(Records from a collection of figures)

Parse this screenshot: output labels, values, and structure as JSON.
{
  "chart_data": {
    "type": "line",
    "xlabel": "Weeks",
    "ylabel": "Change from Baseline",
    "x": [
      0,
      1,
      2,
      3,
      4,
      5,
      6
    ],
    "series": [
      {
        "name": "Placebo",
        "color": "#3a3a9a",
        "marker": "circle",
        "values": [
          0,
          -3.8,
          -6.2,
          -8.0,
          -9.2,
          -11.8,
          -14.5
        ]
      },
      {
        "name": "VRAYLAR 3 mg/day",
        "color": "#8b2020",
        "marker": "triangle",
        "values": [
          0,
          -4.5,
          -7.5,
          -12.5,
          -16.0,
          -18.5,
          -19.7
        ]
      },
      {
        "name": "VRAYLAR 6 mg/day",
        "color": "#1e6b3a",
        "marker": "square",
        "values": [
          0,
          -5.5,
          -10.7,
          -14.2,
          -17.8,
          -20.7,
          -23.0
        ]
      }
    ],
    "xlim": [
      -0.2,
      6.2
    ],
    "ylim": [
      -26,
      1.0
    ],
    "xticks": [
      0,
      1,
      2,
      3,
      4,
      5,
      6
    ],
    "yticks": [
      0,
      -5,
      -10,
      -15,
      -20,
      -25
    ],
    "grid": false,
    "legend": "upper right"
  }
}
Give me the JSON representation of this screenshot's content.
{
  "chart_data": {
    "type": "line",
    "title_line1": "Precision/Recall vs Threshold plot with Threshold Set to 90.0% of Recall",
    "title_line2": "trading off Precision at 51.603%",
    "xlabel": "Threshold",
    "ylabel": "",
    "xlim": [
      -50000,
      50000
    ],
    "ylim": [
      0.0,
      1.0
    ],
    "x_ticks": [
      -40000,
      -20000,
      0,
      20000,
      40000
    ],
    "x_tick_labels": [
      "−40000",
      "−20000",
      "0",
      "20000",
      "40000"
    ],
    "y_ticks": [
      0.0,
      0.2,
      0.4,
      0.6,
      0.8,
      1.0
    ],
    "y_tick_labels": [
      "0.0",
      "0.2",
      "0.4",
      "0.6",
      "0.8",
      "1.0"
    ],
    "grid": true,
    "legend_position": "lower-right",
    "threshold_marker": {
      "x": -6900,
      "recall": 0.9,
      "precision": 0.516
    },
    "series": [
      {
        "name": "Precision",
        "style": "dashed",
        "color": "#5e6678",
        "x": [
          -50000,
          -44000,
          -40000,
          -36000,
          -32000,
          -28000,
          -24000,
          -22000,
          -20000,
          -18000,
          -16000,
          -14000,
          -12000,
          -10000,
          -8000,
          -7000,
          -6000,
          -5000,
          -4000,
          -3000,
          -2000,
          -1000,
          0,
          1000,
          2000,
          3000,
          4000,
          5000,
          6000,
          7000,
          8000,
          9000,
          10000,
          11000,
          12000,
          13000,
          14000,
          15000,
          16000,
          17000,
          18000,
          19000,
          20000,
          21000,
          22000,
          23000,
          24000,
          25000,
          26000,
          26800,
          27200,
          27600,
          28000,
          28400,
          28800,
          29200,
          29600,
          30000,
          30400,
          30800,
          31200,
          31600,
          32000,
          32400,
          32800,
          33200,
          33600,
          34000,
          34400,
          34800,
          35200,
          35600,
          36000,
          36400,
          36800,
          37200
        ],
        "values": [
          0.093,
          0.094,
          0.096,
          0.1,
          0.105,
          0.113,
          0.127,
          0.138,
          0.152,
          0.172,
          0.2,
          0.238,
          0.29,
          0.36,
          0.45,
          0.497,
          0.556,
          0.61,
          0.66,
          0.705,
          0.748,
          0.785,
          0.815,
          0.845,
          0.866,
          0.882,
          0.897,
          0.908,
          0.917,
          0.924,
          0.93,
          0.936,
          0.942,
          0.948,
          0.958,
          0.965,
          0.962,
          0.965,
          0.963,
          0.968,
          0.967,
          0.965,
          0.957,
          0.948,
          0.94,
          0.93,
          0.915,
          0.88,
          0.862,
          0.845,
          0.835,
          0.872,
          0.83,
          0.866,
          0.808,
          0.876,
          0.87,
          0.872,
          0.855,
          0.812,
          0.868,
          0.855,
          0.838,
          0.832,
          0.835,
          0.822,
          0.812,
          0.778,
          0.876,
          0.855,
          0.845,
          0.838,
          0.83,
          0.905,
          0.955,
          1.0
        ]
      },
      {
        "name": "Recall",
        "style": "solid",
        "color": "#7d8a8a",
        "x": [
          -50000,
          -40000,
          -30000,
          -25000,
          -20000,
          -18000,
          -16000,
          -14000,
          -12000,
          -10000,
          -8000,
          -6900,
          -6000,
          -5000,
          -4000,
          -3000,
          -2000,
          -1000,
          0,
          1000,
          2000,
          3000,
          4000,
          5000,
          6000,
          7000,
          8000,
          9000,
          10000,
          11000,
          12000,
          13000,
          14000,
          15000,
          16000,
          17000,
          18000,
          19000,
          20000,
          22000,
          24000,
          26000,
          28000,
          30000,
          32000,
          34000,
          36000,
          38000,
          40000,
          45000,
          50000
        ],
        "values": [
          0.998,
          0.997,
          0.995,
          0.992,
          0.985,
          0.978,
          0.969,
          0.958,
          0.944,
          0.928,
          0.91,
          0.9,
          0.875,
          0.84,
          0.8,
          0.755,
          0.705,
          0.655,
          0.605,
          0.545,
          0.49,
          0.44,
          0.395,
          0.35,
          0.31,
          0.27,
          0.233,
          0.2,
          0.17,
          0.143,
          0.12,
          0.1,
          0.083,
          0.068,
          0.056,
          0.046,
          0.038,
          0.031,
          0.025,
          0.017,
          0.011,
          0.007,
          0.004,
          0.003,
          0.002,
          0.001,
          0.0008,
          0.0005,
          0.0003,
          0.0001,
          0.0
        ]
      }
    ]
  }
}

## Objective
Return what is listed above, exactly and completely.

## Solution for this exercise
Parse this screenshot: output labels, values, and structure as JSON.
{
  "chart_data": {
    "type": "line",
    "xlabel": "Weeks",
    "ylabel": "Change from Baseline",
    "x": [
      0,
      1,
      2,
      3,
      4,
      5,
      6
    ],
    "series": [
      {
        "name": "Placebo",
        "color": "#3a3a9a",
        "marker": "circle",
        "values": [
          0,
          -3.8,
          -6.2,
          -8.0,
          -9.2,
          -11.8,
          -14.5
        ]
      },
      {
        "name": "VRAYLAR 3 mg/day",
        "color": "#8b2020",
        "marker": "triangle",
        "values": [
          0,
          -4.5,
          -7.5,
          -12.5,
          -16.0,
          -18.5,
          -19.7
        ]
      },
      {
        "name": "VRAYLAR 6 mg/day",
        "color": "#1e6b3a",
        "marker": "square",
        "values": [
          0,
          -5.5,
          -10.7,
          -14.2,
          -17.8,
          -20.7,
          -23.0
        ]
      }
    ],
    "xlim": [
      -0.2,
      6.2
    ],
    "ylim": [
      -26,
      1.0
    ],
    "xticks": [
      0,
      1,
      2,
      3,
      4,
      5,
      6
    ],
    "yticks": [
      0,
      -5,
      -10,
      -15,
      -20,
      -25
    ],
    "grid": false,
    "legend": "upper right"
  }
}
Give me the JSON representation of this screenshot's content.
{
  "chart_data": {
    "type": "line",
    "title_line1": "Precision/Recall vs Threshold plot with Threshold Set to 90.0% of Recall",
    "title_line2": "trading off Precision at 51.603%",
    "xlabel": "Threshold",
    "ylabel": "",
    "xlim": [
      -50000,
      50000
    ],
    "ylim": [
      0.0,
      1.0
    ],
    "x_ticks": [
      -40000,
      -20000,
      0,
      20000,
      40000
    ],
    "x_tick_labels": [
      "−40000",
      "−20000",
      "0",
      "20000",
      "40000"
    ],
    "y_ticks": [
      0.0,
      0.2,
      0.4,
      0.6,
      0.8,
      1.0
    ],
    "y_tick_labels": [
      "0.0",
      "0.2",
      "0.4",
      "0.6",
      "0.8",
      "1.0"
    ],
    "grid": true,
    "legend_position": "lower-right",
    "threshold_marker": {
      "x": -6900,
      "recall": 0.9,
      "precision": 0.516
    },
    "series": [
      {
        "name": "Precision",
        "style": "dashed",
        "color": "#5e6678",
        "x": [
          -50000,
          -44000,
          -40000,
          -36000,
          -32000,
          -28000,
          -24000,
          -22000,
          -20000,
          -18000,
          -16000,
          -14000,
          -12000,
          -10000,
          -8000,
          -7000,
          -6000,
          -5000,
          -4000,
          -3000,
          -2000,
          -1000,
          0,
          1000,
          2000,
          3000,
          4000,
          5000,
          6000,
          7000,
          8000,
          9000,
          10000,
          11000,
          12000,
          13000,
          14000,
          15000,
          16000,
          17000,
          18000,
          19000,
          20000,
          21000,
          22000,
          23000,
          24000,
          25000,
          26000,
          26800,
          27200,
          27600,
          28000,
          28400,
          28800,
          29200,
          29600,
          30000,
          30400,
          30800,
          31200,
          31600,
          32000,
          32400,
          32800,
          33200,
          33600,
          34000,
          34400,
          34800,
          35200,
          35600,
          36000,
          36400,
          36800,
          37200
        ],
        "values": [
          0.093,
          0.094,
          0.096,
          0.1,
          0.105,
          0.113,
          0.127,
          0.138,
          0.152,
          0.172,
          0.2,
          0.238,
          0.29,
          0.36,
          0.45,
          0.497,
          0.556,
          0.61,
          0.66,
          0.705,
          0.748,
          0.785,
          0.815,
          0.845,
          0.866,
          0.882,
          0.897,
          0.908,
          0.917,
          0.924,
          0.93,
          0.936,
          0.942,
          0.948,
          0.958,
          0.965,
          0.962,
          0.965,
          0.963,
          0.968,
          0.967,
          0.965,
          0.957,
          0.948,
          0.94,
          0.93,
          0.915,
          0.88,
          0.862,
          0.845,
          0.835,
          0.872,
          0.83,
          0.866,
          0.808,
          0.876,
          0.87,
          0.872,
          0.855,
          0.812,
          0.868,
          0.855,
          0.838,
          0.832,
          0.835,
          0.822,
          0.812,
          0.778,
          0.876,
          0.855,
          0.845,
          0.838,
          0.83,
          0.905,
          0.955,
          1.0
        ]
      },
      {
        "name": "Recall",
        "style": "solid",
        "color": "#7d8a8a",
        "x": [
          -50000,
          -40000,
          -30000,
          -25000,
          -20000,
          -18000,
          -16000,
          -14000,
          -12000,
          -10000,
          -8000,
          -6900,
          -6000,
          -5000,
          -4000,
          -3000,
          -2000,
          -1000,
          0,
          1000,
          2000,
          3000,
          4000,
          5000,
          6000,
          7000,
          8000,
          9000,
          10000,
          11000,
          12000,
          13000,
          14000,
          15000,
          16000,
          17000,
          18000,
          19000,
          20000,
          22000,
          24000,
          26000,
          28000,
          30000,
          32000,
          34000,
          36000,
          38000,
          40000,
          45000,
          50000
        ],
        "values": [
          0.998,
          0.997,
          0.995,
          0.992,
          0.985,
          0.978,
          0.969,
          0.958,
          0.944,
          0.928,
          0.91,
          0.9,
          0.875,
          0.84,
          0.8,
          0.755,
          0.705,
          0.655,
          0.605,
          0.545,
          0.49,
          0.44,
          0.395,
          0.35,
          0.31,
          0.27,
          0.233,
          0.2,
          0.17,
          0.143,
          0.12,
          0.1,
          0.083,
          0.068,
          0.056,
          0.046,
          0.038,
          0.031,
          0.025,
          0.017,
          0.011,
          0.007,
          0.004,
          0.003,
          0.002,
          0.001,
          0.0008,
          0.0005,
          0.0003,
          0.0001,
          0.0
        ]
      }
    ]
  }
}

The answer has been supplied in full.